[Collected data entries]
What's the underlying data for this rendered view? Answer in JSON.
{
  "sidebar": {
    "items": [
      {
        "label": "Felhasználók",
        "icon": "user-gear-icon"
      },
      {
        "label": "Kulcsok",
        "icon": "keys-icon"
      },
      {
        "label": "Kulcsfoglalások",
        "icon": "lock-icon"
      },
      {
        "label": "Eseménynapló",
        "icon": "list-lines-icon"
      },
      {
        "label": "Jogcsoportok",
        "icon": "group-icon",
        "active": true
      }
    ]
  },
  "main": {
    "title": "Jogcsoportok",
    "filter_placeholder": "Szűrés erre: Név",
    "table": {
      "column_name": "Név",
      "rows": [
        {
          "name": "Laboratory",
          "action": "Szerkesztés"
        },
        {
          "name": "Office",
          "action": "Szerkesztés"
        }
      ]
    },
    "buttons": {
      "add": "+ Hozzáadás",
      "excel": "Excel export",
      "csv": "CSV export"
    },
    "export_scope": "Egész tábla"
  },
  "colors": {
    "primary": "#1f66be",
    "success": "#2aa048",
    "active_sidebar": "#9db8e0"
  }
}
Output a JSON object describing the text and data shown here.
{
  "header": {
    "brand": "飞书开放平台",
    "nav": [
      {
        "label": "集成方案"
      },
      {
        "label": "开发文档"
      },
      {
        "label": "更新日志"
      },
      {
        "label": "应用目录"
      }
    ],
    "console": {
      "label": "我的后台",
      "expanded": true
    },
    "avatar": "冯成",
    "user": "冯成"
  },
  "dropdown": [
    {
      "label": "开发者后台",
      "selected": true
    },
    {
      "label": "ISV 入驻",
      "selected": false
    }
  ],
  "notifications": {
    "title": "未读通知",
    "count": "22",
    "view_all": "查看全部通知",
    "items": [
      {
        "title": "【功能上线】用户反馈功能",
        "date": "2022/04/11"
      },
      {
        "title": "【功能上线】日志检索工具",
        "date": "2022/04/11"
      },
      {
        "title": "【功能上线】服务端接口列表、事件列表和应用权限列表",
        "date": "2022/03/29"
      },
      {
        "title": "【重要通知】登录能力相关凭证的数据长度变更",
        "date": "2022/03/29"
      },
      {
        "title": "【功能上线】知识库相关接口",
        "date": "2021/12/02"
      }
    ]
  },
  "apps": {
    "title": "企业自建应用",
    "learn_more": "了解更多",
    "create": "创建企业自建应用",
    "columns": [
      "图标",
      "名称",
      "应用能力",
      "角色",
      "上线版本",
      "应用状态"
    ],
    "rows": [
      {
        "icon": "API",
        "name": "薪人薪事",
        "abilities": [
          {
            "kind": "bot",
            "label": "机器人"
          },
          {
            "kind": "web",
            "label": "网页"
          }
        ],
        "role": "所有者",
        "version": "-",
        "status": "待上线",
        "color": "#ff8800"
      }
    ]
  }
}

[Exercise] In the entries above, identify every line with the word "true". Copy those lines.

[Solution for this problem]
        "active": true
      "expanded": true
      "selected": true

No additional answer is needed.